* [Stated exercise]
Your task is to quote the material that follows, in full and exactly.

* [Given data]
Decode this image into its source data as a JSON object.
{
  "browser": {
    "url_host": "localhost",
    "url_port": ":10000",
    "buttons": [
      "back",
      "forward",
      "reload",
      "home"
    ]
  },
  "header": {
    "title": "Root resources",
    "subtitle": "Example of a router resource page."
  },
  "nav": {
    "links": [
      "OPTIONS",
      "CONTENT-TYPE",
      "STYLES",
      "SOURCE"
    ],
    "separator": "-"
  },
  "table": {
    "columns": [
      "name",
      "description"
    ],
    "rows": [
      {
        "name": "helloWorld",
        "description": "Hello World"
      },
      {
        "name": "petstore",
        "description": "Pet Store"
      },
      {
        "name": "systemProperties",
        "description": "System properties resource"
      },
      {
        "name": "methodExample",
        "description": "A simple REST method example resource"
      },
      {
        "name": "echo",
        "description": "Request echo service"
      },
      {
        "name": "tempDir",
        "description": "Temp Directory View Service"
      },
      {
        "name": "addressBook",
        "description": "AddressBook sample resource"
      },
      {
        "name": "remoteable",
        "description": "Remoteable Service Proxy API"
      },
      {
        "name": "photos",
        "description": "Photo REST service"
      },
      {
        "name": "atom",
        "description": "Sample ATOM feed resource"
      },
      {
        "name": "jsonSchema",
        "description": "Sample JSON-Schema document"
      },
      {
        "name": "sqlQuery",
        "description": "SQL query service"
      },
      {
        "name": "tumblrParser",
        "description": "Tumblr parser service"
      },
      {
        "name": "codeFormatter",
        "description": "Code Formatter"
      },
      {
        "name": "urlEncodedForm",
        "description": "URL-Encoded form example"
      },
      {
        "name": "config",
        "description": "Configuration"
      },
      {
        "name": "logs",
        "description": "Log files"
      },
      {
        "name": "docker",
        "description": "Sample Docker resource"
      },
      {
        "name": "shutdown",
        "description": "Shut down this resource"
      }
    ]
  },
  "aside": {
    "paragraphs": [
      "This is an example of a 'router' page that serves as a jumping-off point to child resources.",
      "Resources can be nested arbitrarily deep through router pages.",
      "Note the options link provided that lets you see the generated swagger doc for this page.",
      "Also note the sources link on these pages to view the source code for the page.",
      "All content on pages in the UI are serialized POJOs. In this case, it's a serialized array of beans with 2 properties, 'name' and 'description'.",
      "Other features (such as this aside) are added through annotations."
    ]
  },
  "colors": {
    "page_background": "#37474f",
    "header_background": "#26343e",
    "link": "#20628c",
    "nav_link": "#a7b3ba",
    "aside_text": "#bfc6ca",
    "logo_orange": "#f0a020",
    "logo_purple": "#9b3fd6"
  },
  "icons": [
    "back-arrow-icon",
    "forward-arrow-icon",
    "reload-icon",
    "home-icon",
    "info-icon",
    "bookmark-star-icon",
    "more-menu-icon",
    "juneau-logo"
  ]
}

* [Result of the task]
Decode this image into its source data as a JSON object.
{
  "browser": {
    "url_host": "localhost",
    "url_port": ":10000",
    "buttons": [
      "back",
      "forward",
      "reload",
      "home"
    ]
  },
  "header": {
    "title": "Root resources",
    "subtitle": "Example of a router resource page."
  },
  "nav": {
    "links": [
      "OPTIONS",
      "CONTENT-TYPE",
      "STYLES",
      "SOURCE"
    ],
    "separator": "-"
  },
  "table": {
    "columns": [
      "name",
      "description"
    ],
    "rows": [
      {
        "name": "helloWorld",
        "description": "Hello World"
      },
      {
        "name": "petstore",
        "description": "Pet Store"
      },
      {
        "name": "systemProperties",
        "description": "System properties resource"
      },
      {
        "name": "methodExample",
        "description": "A simple REST method example resource"
      },
      {
        "name": "echo",
        "description": "Request echo service"
      },
      {
        "name": "tempDir",
        "description": "Temp Directory View Service"
      },
      {
        "name": "addressBook",
        "description": "AddressBook sample resource"
      },
      {
        "name": "remoteable",
        "description": "Remoteable Service Proxy API"
      },
      {
        "name": "photos",
        "description": "Photo REST service"
      },
      {
        "name": "atom",
        "description": "Sample ATOM feed resource"
      },
      {
        "name": "jsonSchema",
        "description": "Sample JSON-Schema document"
      },
      {
        "name": "sqlQuery",
        "description": "SQL query service"
      },
      {
        "name": "tumblrParser",
        "description": "Tumblr parser service"
      },
      {
        "name": "codeFormatter",
        "description": "Code Formatter"
      },
      {
        "name": "urlEncodedForm",
        "description": "URL-Encoded form example"
      },
      {
        "name": "config",
        "description": "Configuration"
      },
      {
        "name": "logs",
        "description": "Log files"
      },
      {
        "name": "docker",
        "description": "Sample Docker resource"
      },
      {
        "name": "shutdown",
        "description": "Shut down this resource"
      }
    ]
  },
  "aside": {
    "paragraphs": [
      "This is an example of a 'router' page that serves as a jumping-off point to child resources.",
      "Resources can be nested arbitrarily deep through router pages.",
      "Note the options link provided that lets you see the generated swagger doc for this page.",
      "Also note the sources link on these pages to view the source code for the page.",
      "All content on pages in the UI are serialized POJOs. In this case, it's a serialized array of beans with 2 properties, 'name' and 'description'.",
      "Other features (such as this aside) are added through annotations."
    ]
  },
  "colors": {
    "page_background": "#37474f",
    "header_background": "#26343e",
    "link": "#20628c",
    "nav_link": "#a7b3ba",
    "aside_text": "#bfc6ca",
    "logo_orange": "#f0a020",
    "logo_purple": "#9b3fd6"
  },
  "icons": [
    "back-arrow-icon",
    "forward-arrow-icon",
    "reload-icon",
    "home-icon",
    "info-icon",
    "bookmark-star-icon",
    "more-menu-icon",
    "juneau-logo"
  ]
}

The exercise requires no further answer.